>> Start Dataset entries
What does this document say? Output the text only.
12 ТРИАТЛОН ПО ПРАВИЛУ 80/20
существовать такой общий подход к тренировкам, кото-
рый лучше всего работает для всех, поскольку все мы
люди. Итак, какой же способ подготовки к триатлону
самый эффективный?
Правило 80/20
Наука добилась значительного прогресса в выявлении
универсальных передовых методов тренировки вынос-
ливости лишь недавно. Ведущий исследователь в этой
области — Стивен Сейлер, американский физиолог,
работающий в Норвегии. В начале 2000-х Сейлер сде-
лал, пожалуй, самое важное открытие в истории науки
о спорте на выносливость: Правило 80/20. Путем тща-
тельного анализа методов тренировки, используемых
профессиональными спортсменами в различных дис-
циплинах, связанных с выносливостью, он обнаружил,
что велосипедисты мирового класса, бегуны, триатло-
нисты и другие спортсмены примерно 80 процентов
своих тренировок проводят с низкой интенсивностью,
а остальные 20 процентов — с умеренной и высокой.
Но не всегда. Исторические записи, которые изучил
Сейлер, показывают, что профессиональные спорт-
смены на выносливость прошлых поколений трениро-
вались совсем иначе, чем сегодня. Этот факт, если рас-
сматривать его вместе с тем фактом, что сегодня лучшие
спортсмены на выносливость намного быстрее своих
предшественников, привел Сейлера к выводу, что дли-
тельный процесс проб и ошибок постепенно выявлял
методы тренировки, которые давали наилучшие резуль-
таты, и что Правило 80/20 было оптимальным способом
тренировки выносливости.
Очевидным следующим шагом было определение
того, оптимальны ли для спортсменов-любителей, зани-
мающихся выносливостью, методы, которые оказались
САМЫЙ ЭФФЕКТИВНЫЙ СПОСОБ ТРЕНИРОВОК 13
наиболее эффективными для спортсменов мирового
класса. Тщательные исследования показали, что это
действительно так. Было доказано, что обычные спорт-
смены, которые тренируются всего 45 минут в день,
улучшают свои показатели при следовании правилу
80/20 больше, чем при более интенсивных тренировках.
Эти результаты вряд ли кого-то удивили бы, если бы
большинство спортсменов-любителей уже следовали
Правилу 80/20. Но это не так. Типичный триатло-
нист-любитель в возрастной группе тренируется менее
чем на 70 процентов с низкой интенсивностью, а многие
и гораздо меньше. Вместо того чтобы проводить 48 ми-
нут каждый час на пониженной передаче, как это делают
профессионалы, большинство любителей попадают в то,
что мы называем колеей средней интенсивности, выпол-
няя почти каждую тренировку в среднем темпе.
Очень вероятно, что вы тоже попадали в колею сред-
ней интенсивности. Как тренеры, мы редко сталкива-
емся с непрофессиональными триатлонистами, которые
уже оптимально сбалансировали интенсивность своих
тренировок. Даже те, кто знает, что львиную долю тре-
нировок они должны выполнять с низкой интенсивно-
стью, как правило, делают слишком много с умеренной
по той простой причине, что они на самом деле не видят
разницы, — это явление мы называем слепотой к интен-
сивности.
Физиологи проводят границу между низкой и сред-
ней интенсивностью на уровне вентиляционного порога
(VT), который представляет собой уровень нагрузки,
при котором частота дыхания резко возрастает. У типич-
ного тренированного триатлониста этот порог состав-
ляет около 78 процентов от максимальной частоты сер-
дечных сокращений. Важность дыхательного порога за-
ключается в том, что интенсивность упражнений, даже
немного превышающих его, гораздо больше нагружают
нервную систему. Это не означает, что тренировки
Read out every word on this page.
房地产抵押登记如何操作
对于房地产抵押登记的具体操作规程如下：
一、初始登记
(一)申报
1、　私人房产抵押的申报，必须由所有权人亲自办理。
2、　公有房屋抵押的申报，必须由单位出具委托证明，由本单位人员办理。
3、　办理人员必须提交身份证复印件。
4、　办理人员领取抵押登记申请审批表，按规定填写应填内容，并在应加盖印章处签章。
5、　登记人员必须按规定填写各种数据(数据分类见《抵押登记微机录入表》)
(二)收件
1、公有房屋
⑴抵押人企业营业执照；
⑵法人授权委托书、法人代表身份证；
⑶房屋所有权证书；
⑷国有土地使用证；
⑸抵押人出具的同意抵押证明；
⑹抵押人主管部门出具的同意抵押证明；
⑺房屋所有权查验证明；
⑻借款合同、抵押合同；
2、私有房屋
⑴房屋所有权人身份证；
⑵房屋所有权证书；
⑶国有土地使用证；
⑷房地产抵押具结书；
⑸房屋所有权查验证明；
>> End Dataset entries
**Your instructions:** Repeat all of the records above exactly as written.

**Answer to the problem:**
What does this document say? Output the text only.
12 ТРИАТЛОН ПО ПРАВИЛУ 80/20
существовать такой общий подход к тренировкам, кото-
рый лучше всего работает для всех, поскольку все мы
люди. Итак, какой же способ подготовки к триатлону
самый эффективный?
Правило 80/20
Наука добилась значительного прогресса в выявлении
универсальных передовых методов тренировки вынос-
ливости лишь недавно. Ведущий исследователь в этой
области — Стивен Сейлер, американский физиолог,
работающий в Норвегии. В начале 2000-х Сейлер сде-
лал, пожалуй, самое важное открытие в истории науки
о спорте на выносливость: Правило 80/20. Путем тща-
тельного анализа методов тренировки, используемых
профессиональными спортсменами в различных дис-
циплинах, связанных с выносливостью, он обнаружил,
что велосипедисты мирового класса, бегуны, триатло-
нисты и другие спортсмены примерно 80 процентов
своих тренировок проводят с низкой интенсивностью,
а остальные 20 процентов — с умеренной и высокой.
Но не всегда. Исторические записи, которые изучил
Сейлер, показывают, что профессиональные спорт-
смены на выносливость прошлых поколений трениро-
вались совсем иначе, чем сегодня. Этот факт, если рас-
сматривать его вместе с тем фактом, что сегодня лучшие
спортсмены на выносливость намного быстрее своих
предшественников, привел Сейлера к выводу, что дли-
тельный процесс проб и ошибок постепенно выявлял
методы тренировки, которые давали наилучшие резуль-
таты, и что Правило 80/20 было оптимальным способом
тренировки выносливости.
Очевидным следующим шагом было определение
того, оптимальны ли для спортсменов-любителей, зани-
мающихся выносливостью, методы, которые оказались
САМЫЙ ЭФФЕКТИВНЫЙ СПОСОБ ТРЕНИРОВОК 13
наиболее эффективными для спортсменов мирового
класса. Тщательные исследования показали, что это
действительно так. Было доказано, что обычные спорт-
смены, которые тренируются всего 45 минут в день,
улучшают свои показатели при следовании правилу
80/20 больше, чем при более интенсивных тренировках.
Эти результаты вряд ли кого-то удивили бы, если бы
большинство спортсменов-любителей уже следовали
Правилу 80/20. Но это не так. Типичный триатло-
нист-любитель в возрастной группе тренируется менее
чем на 70 процентов с низкой интенсивностью, а многие
и гораздо меньше. Вместо того чтобы проводить 48 ми-
нут каждый час на пониженной передаче, как это делают
профессионалы, большинство любителей попадают в то,
что мы называем колеей средней интенсивности, выпол-
няя почти каждую тренировку в среднем темпе.
Очень вероятно, что вы тоже попадали в колею сред-
ней интенсивности. Как тренеры, мы редко сталкива-
емся с непрофессиональными триатлонистами, которые
уже оптимально сбалансировали интенсивность своих
тренировок. Даже те, кто знает, что львиную долю тре-
нировок они должны выполнять с низкой интенсивно-
стью, как правило, делают слишком много с умеренной
по той простой причине, что они на самом деле не видят
разницы, — это явление мы называем слепотой к интен-
сивности.
Физиологи проводят границу между низкой и сред-
ней интенсивностью на уровне вентиляционного порога
(VT), который представляет собой уровень нагрузки,
при котором частота дыхания резко возрастает. У типич-
ного тренированного триатлониста этот порог состав-
ляет около 78 процентов от максимальной частоты сер-
дечных сокращений. Важность дыхательного порога за-
ключается в том, что интенсивность упражнений, даже
немного превышающих его, гораздо больше нагружают
нервную систему. Это не означает, что тренировки
Read out every word on this page.
房地产抵押登记如何操作
对于房地产抵押登记的具体操作规程如下：
一、初始登记
(一)申报
1、　私人房产抵押的申报，必须由所有权人亲自办理。
2、　公有房屋抵押的申报，必须由单位出具委托证明，由本单位人员办理。
3、　办理人员必须提交身份证复印件。
4、　办理人员领取抵押登记申请审批表，按规定填写应填内容，并在应加盖印章处签章。
5、　登记人员必须按规定填写各种数据(数据分类见《抵押登记微机录入表》)
(二)收件
1、公有房屋
⑴抵押人企业营业执照；
⑵法人授权委托书、法人代表身份证；
⑶房屋所有权证书；
⑷国有土地使用证；
⑸抵押人出具的同意抵押证明；
⑹抵押人主管部门出具的同意抵押证明；
⑺房屋所有权查验证明；
⑻借款合同、抵押合同；
2、私有房屋
⑴房屋所有权人身份证；
⑵房屋所有权证书；
⑶国有土地使用证；
⑷房地产抵押具结书；
⑸房屋所有权查验证明；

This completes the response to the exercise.